**The task**
Reproduce the stretch of the grinder thread from "I bought a second" through "(Aug 25, 2017)" word for word.

# Help Iberital Mc2 burrs won't turn



## StevenG91 (Dec 7, 2019)

Hi folks,

I bought a second hand iberital mc2 grinder. When I got the machine it was grinding too coarse. I took the burrs off and gave them a good cleaning ensuring they were entirely free from debris. I've put it back together and when I switch on the machine the motor runs but the burrs do not turn. Inside the machine is spotless and I'm just looking to see if anyone can help me. It was meant to be a step up from my delonghi grinder ?. It makes a sound like it's trying to work but the burrs just don't move. I've not over tightened them either.


----------



## richwade80 (Aug 25, 2017)

It doesn't take much to jam one of these. I couldn't grind some harder beans at all so would have to manually turn the burrs to free things up if it jammed.

You can do this by attaching a socket spanner to the top. I wouldn't force it as this could do damage, but it might tell you if this is a physical resistance issue.

**Data extract**
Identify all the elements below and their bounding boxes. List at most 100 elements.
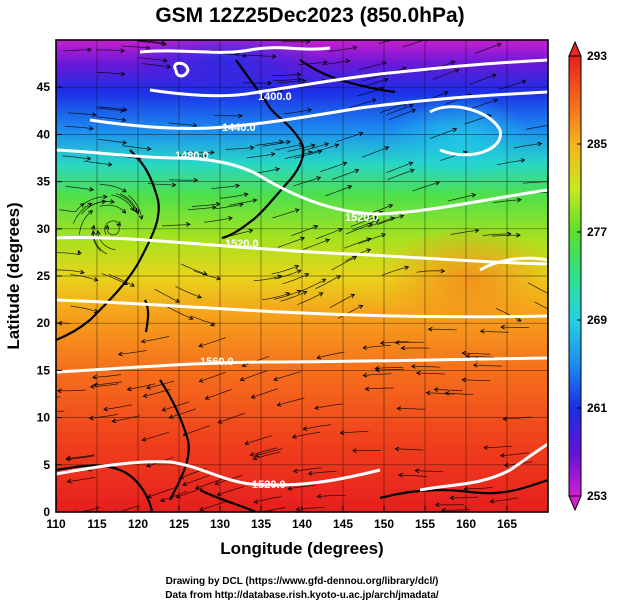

--

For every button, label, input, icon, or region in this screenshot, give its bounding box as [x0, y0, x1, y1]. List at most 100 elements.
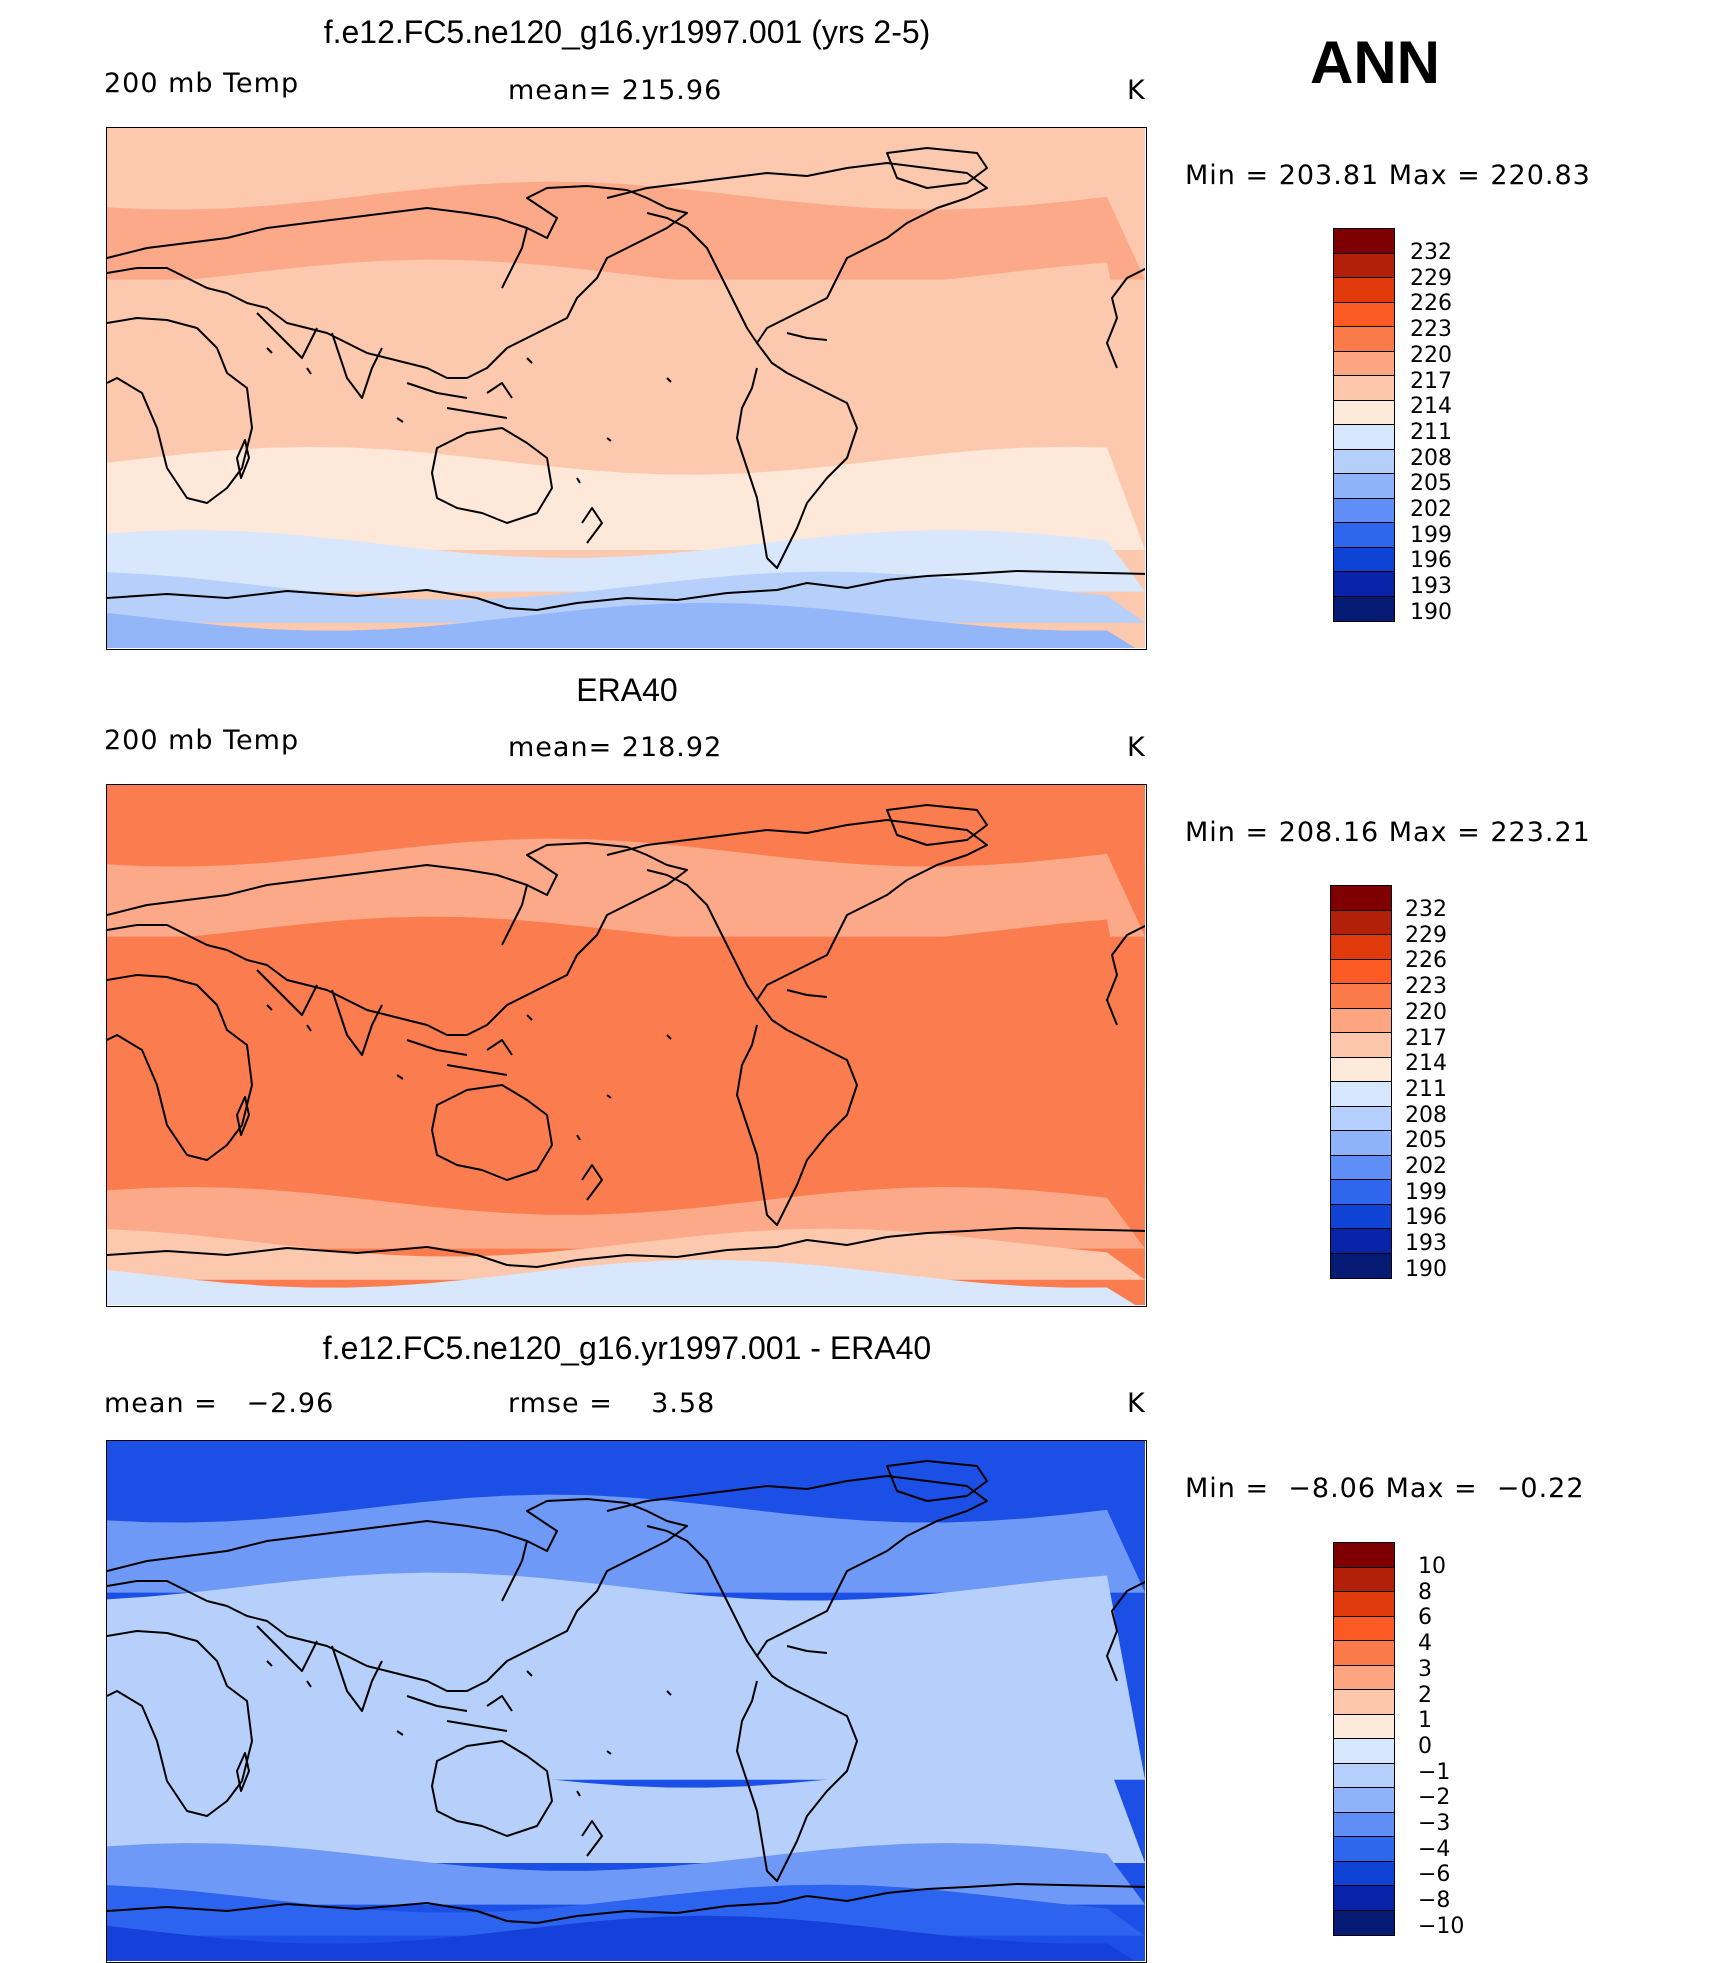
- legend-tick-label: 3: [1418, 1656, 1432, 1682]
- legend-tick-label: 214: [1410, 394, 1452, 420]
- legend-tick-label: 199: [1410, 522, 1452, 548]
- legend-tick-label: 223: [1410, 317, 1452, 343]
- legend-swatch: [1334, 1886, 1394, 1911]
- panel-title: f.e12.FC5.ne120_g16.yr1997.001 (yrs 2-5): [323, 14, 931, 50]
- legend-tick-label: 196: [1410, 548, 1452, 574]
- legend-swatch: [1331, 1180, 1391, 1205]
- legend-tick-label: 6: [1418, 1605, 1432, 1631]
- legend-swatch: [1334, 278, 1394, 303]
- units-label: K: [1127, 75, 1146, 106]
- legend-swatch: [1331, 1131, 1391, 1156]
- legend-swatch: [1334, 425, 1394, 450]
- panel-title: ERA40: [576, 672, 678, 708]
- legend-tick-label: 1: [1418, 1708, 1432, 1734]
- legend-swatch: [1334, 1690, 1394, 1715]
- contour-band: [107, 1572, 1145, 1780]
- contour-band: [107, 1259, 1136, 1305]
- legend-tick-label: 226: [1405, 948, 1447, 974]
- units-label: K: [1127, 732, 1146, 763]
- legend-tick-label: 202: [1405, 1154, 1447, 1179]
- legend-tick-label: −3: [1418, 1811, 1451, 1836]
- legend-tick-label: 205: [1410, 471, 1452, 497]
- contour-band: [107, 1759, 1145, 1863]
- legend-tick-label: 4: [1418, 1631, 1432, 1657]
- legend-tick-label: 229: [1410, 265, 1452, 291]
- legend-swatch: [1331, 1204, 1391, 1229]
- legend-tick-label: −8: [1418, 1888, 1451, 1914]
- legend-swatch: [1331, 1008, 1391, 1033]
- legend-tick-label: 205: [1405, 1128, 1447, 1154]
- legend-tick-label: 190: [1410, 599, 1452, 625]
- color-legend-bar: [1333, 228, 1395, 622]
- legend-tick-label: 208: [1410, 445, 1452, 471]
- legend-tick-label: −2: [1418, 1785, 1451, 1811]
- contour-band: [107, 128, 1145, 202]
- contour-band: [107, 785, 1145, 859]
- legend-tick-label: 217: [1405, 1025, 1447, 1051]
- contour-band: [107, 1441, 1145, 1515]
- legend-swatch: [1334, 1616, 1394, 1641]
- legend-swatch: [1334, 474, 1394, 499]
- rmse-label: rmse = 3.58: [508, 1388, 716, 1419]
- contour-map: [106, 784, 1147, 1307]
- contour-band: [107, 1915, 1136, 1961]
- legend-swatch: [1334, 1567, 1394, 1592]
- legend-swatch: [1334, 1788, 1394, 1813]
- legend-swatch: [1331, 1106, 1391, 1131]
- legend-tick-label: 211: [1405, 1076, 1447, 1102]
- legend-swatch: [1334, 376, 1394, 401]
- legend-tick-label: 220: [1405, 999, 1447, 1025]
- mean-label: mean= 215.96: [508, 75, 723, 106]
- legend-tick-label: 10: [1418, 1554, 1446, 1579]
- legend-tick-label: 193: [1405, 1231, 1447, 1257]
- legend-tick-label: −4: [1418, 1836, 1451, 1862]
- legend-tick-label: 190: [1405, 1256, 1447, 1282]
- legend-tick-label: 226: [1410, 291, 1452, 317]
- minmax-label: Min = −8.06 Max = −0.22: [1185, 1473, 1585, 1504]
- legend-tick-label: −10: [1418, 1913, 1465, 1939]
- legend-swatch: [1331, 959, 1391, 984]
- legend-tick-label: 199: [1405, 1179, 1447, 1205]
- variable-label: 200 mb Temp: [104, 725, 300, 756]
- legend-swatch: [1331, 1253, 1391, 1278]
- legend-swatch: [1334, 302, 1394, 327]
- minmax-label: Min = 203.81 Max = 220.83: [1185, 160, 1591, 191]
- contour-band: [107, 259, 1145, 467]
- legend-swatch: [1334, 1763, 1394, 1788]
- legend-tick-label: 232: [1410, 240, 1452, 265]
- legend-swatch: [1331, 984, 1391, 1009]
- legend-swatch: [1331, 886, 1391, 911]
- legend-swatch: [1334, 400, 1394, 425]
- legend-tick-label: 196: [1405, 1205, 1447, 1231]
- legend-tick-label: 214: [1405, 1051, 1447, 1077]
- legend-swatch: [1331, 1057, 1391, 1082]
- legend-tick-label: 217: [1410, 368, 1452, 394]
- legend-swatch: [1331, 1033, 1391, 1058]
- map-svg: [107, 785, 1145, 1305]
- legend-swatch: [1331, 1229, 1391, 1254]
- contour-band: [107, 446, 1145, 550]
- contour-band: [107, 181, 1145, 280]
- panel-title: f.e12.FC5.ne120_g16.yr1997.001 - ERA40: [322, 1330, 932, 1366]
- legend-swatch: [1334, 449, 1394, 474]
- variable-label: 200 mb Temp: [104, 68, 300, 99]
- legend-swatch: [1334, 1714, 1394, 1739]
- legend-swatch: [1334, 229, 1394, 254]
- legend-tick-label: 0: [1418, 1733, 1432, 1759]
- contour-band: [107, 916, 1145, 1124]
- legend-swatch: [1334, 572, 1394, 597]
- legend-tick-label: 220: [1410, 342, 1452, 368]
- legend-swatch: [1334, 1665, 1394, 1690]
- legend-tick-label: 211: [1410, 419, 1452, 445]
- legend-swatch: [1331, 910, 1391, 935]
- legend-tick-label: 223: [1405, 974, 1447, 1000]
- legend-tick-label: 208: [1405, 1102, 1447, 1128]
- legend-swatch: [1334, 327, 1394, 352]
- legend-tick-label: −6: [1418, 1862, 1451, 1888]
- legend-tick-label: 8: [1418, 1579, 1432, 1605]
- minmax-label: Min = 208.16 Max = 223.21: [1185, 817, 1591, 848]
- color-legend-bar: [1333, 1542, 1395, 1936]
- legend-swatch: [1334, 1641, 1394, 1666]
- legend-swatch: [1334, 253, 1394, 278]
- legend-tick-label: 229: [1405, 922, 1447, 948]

**Final result**
I bought a second hand iberital mc2 grinder. When I got the machine it was grinding too coarse. I took the burrs off and gave them a good cleaning ensuring they were entirely free from debris. I've put it back together and when I switch on the machine the motor runs but the burrs do not turn. Inside the machine is spotless and I'm just looking to see if anyone can help me. It was meant to be a step up from my delonghi grinder ?. It makes a sound like it's trying to work but the burrs just don't move. I've not over tightened them either.


----------



## richwade80 (Aug 25, 2017)